_PROBLEM TO SOLVE_: State how many lines in the listing below include the word "树牢和践行正确政绩观". Give nothing but the number.

_TASK INPUTS_:
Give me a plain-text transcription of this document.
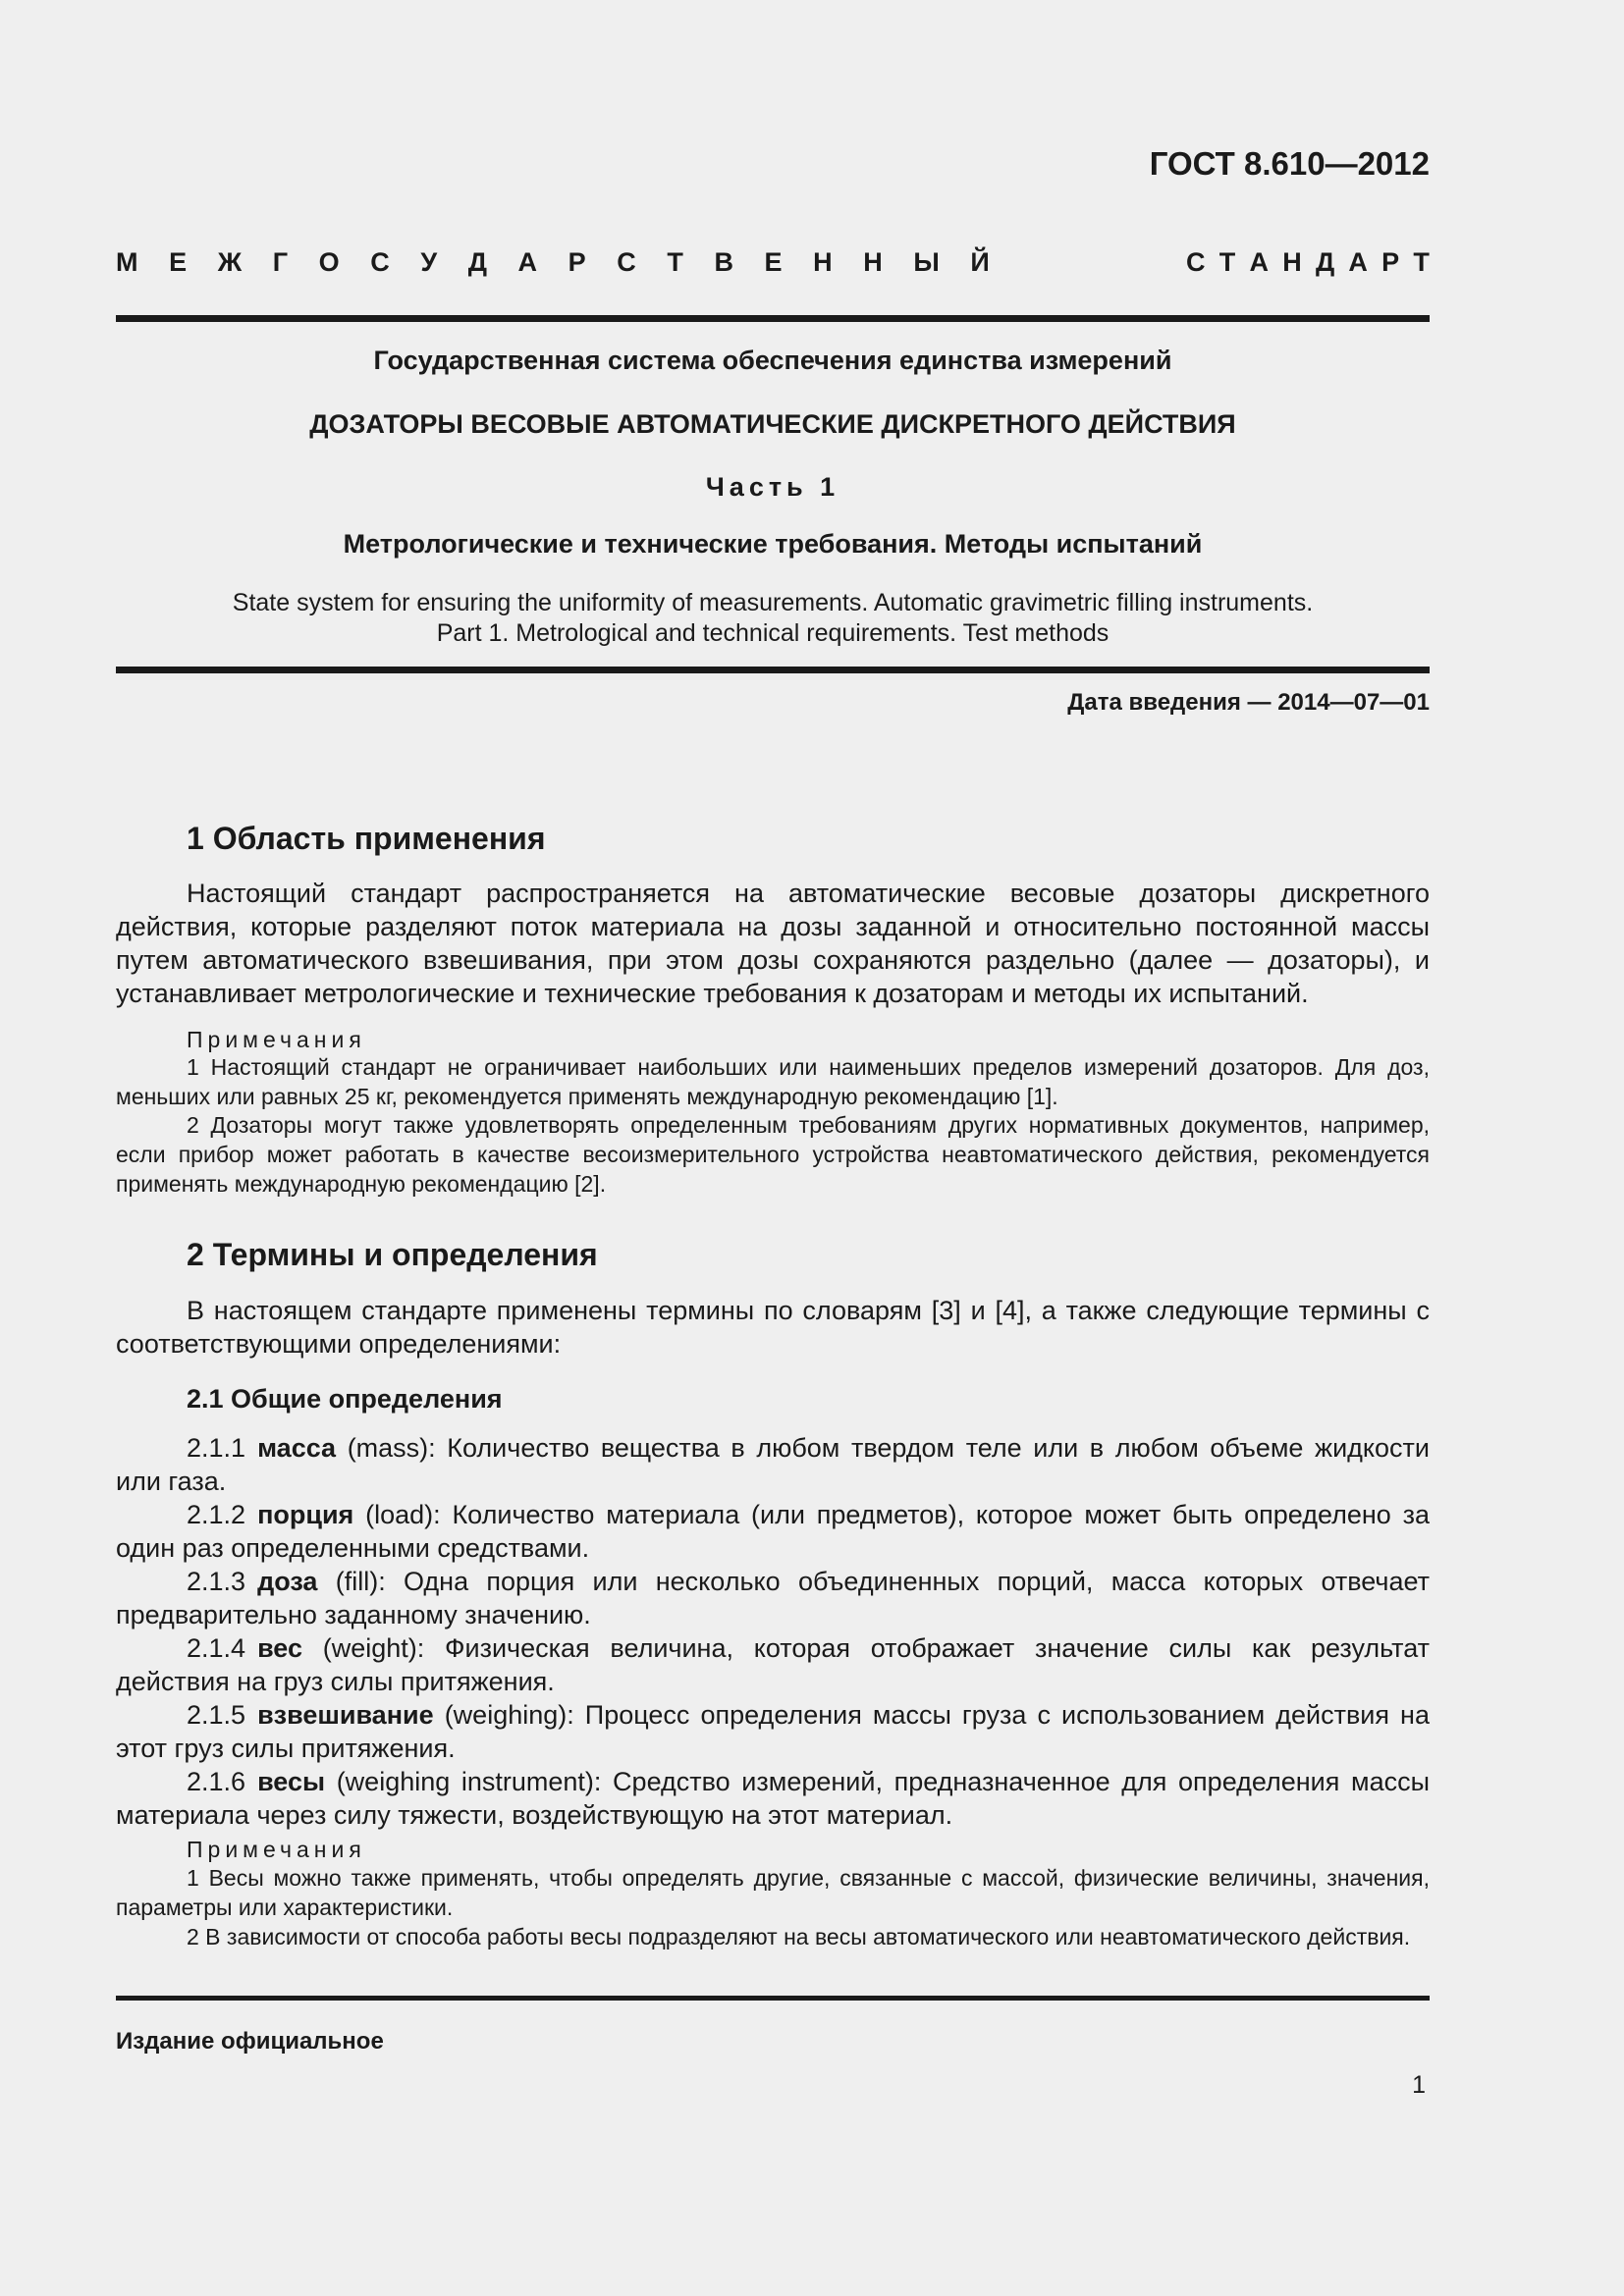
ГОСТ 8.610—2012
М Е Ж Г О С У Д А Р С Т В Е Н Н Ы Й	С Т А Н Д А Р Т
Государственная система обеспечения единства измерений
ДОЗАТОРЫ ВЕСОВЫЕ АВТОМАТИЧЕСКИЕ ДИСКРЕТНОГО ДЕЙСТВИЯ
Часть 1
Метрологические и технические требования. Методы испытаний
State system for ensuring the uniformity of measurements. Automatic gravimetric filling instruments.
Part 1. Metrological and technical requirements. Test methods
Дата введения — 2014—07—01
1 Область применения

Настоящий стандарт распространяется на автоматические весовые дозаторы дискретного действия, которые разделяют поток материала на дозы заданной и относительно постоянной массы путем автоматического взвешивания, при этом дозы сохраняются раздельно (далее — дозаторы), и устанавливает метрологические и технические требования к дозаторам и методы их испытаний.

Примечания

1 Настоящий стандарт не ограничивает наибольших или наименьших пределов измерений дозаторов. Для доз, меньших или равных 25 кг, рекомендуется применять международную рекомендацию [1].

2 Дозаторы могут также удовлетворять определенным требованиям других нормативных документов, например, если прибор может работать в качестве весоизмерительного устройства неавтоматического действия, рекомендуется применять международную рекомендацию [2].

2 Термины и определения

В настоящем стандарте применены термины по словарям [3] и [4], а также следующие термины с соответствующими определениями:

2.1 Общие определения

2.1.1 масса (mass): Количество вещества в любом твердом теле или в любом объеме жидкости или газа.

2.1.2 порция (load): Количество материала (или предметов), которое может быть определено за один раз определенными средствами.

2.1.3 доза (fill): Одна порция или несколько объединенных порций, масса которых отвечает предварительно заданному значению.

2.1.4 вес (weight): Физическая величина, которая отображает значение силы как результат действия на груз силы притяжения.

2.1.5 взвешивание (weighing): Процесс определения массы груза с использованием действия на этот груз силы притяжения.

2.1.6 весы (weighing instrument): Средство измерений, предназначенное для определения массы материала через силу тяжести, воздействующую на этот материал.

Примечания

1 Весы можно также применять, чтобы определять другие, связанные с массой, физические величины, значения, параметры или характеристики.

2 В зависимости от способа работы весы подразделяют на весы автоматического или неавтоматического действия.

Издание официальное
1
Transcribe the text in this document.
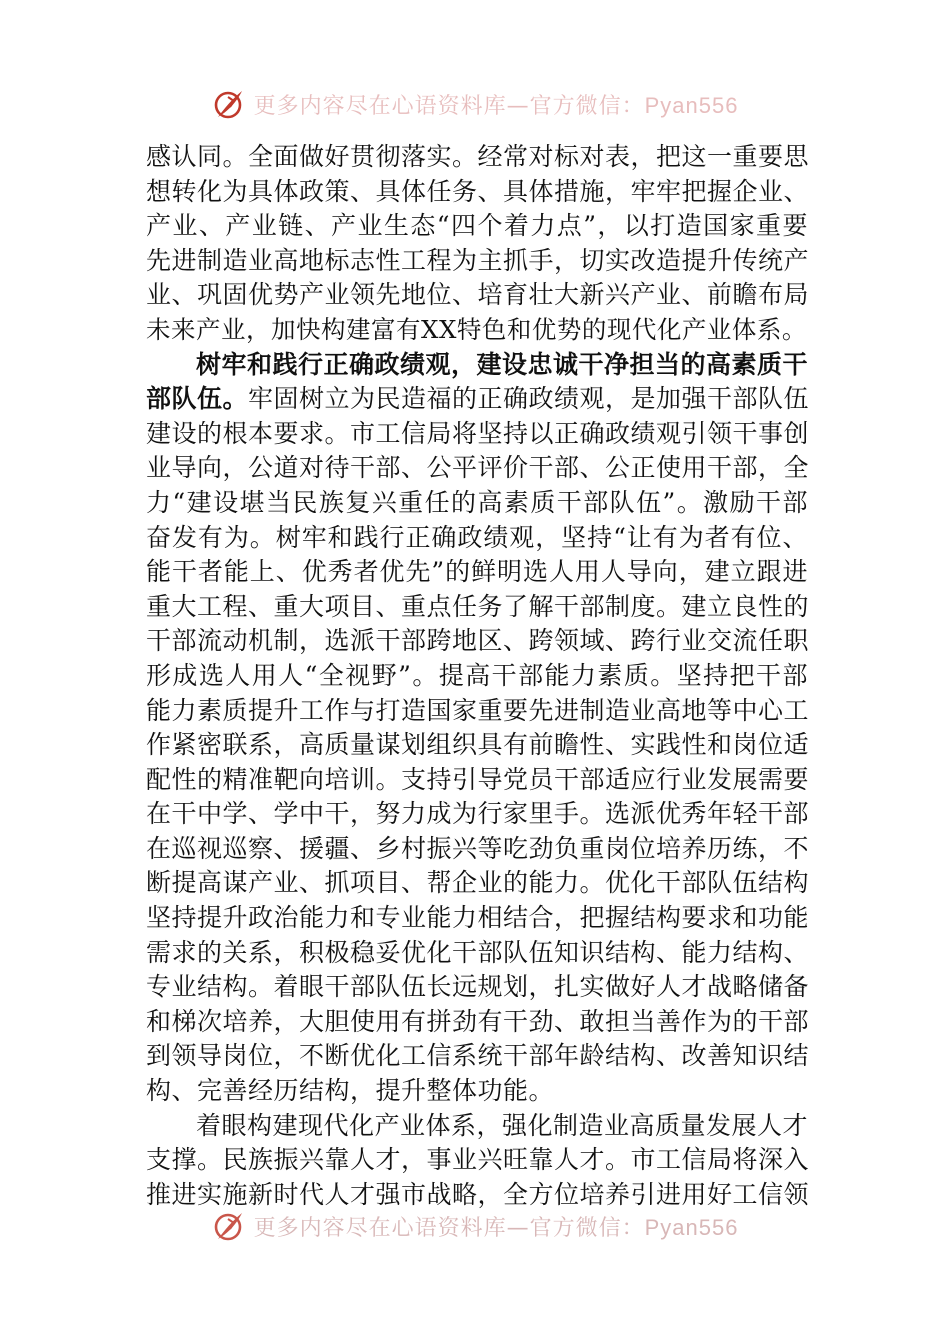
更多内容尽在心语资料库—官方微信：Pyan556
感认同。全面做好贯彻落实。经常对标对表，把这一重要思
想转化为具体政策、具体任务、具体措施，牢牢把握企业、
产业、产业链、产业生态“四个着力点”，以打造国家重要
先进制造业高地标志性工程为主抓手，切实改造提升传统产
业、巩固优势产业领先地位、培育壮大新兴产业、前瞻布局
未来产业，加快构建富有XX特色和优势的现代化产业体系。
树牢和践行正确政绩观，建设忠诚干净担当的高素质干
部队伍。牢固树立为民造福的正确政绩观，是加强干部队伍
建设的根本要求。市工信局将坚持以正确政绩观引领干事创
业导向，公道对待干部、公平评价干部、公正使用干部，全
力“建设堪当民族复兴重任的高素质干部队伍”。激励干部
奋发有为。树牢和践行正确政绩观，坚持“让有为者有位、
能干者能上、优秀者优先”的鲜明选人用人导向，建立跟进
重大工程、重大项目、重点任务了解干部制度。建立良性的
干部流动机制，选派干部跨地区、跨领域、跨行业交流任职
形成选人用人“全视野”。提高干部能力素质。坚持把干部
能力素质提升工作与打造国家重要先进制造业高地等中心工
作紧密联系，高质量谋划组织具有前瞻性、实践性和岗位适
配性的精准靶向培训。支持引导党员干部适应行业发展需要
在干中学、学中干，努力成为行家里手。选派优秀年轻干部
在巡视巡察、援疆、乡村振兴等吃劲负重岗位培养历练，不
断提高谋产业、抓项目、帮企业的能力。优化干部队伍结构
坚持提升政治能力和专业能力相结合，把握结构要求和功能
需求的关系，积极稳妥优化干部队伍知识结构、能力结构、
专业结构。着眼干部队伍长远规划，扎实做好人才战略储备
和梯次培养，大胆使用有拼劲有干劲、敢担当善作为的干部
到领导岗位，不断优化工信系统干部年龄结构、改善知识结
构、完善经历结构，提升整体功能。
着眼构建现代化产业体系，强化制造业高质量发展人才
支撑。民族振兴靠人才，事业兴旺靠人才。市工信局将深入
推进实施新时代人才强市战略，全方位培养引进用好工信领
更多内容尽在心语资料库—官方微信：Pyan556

_COMPLETE RESPONSE_: 2